**Aim:** Each line below is to be written out in full, exactly as shown.

**Dataset records:**
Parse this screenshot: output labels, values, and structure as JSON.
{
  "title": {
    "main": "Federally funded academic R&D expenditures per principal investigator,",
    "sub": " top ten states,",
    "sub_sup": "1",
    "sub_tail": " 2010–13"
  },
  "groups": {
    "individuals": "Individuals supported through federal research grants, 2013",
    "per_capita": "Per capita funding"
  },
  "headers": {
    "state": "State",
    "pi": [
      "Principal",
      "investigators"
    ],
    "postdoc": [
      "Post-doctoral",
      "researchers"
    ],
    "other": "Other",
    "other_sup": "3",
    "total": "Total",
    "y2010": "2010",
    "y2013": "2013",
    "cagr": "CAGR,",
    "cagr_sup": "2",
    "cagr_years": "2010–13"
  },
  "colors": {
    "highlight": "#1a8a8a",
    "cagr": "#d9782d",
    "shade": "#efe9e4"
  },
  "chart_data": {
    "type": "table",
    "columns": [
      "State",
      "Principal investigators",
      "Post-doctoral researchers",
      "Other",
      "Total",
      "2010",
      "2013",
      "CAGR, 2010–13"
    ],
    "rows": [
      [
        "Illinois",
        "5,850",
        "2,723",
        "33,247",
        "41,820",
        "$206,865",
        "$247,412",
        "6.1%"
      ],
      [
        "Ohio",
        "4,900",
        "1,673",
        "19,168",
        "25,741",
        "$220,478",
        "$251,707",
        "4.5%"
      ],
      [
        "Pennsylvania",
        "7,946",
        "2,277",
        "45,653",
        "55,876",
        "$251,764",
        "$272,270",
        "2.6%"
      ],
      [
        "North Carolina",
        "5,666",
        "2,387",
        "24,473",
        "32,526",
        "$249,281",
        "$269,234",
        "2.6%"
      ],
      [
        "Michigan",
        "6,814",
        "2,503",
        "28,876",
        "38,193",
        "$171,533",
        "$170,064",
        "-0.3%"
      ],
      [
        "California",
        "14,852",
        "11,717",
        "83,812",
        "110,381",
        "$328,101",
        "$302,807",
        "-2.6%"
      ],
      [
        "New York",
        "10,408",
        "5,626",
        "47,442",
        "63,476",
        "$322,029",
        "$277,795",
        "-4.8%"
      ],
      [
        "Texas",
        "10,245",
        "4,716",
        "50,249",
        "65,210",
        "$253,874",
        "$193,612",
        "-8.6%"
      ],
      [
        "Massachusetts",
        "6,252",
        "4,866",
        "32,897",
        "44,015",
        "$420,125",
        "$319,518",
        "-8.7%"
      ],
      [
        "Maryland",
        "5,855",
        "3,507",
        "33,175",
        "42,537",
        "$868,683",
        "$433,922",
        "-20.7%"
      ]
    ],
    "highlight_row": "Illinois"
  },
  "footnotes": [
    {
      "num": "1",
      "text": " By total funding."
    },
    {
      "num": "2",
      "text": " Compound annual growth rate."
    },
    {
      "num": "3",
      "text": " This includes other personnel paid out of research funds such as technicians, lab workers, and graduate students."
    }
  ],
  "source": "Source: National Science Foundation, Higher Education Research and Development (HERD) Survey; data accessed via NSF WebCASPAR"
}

**Reply:**
Parse this screenshot: output labels, values, and structure as JSON.
{
  "title": {
    "main": "Federally funded academic R&D expenditures per principal investigator,",
    "sub": " top ten states,",
    "sub_sup": "1",
    "sub_tail": " 2010–13"
  },
  "groups": {
    "individuals": "Individuals supported through federal research grants, 2013",
    "per_capita": "Per capita funding"
  },
  "headers": {
    "state": "State",
    "pi": [
      "Principal",
      "investigators"
    ],
    "postdoc": [
      "Post-doctoral",
      "researchers"
    ],
    "other": "Other",
    "other_sup": "3",
    "total": "Total",
    "y2010": "2010",
    "y2013": "2013",
    "cagr": "CAGR,",
    "cagr_sup": "2",
    "cagr_years": "2010–13"
  },
  "colors": {
    "highlight": "#1a8a8a",
    "cagr": "#d9782d",
    "shade": "#efe9e4"
  },
  "chart_data": {
    "type": "table",
    "columns": [
      "State",
      "Principal investigators",
      "Post-doctoral researchers",
      "Other",
      "Total",
      "2010",
      "2013",
      "CAGR, 2010–13"
    ],
    "rows": [
      [
        "Illinois",
        "5,850",
        "2,723",
        "33,247",
        "41,820",
        "$206,865",
        "$247,412",
        "6.1%"
      ],
      [
        "Ohio",
        "4,900",
        "1,673",
        "19,168",
        "25,741",
        "$220,478",
        "$251,707",
        "4.5%"
      ],
      [
        "Pennsylvania",
        "7,946",
        "2,277",
        "45,653",
        "55,876",
        "$251,764",
        "$272,270",
        "2.6%"
      ],
      [
        "North Carolina",
        "5,666",
        "2,387",
        "24,473",
        "32,526",
        "$249,281",
        "$269,234",
        "2.6%"
      ],
      [
        "Michigan",
        "6,814",
        "2,503",
        "28,876",
        "38,193",
        "$171,533",
        "$170,064",
        "-0.3%"
      ],
      [
        "California",
        "14,852",
        "11,717",
        "83,812",
        "110,381",
        "$328,101",
        "$302,807",
        "-2.6%"
      ],
      [
        "New York",
        "10,408",
        "5,626",
        "47,442",
        "63,476",
        "$322,029",
        "$277,795",
        "-4.8%"
      ],
      [
        "Texas",
        "10,245",
        "4,716",
        "50,249",
        "65,210",
        "$253,874",
        "$193,612",
        "-8.6%"
      ],
      [
        "Massachusetts",
        "6,252",
        "4,866",
        "32,897",
        "44,015",
        "$420,125",
        "$319,518",
        "-8.7%"
      ],
      [
        "Maryland",
        "5,855",
        "3,507",
        "33,175",
        "42,537",
        "$868,683",
        "$433,922",
        "-20.7%"
      ]
    ],
    "highlight_row": "Illinois"
  },
  "footnotes": [
    {
      "num": "1",
      "text": " By total funding."
    },
    {
      "num": "2",
      "text": " Compound annual growth rate."
    },
    {
      "num": "3",
      "text": " This includes other personnel paid out of research funds such as technicians, lab workers, and graduate students."
    }
  ],
  "source": "Source: National Science Foundation, Higher Education Research and Development (HERD) Survey; data accessed via NSF WebCASPAR"
}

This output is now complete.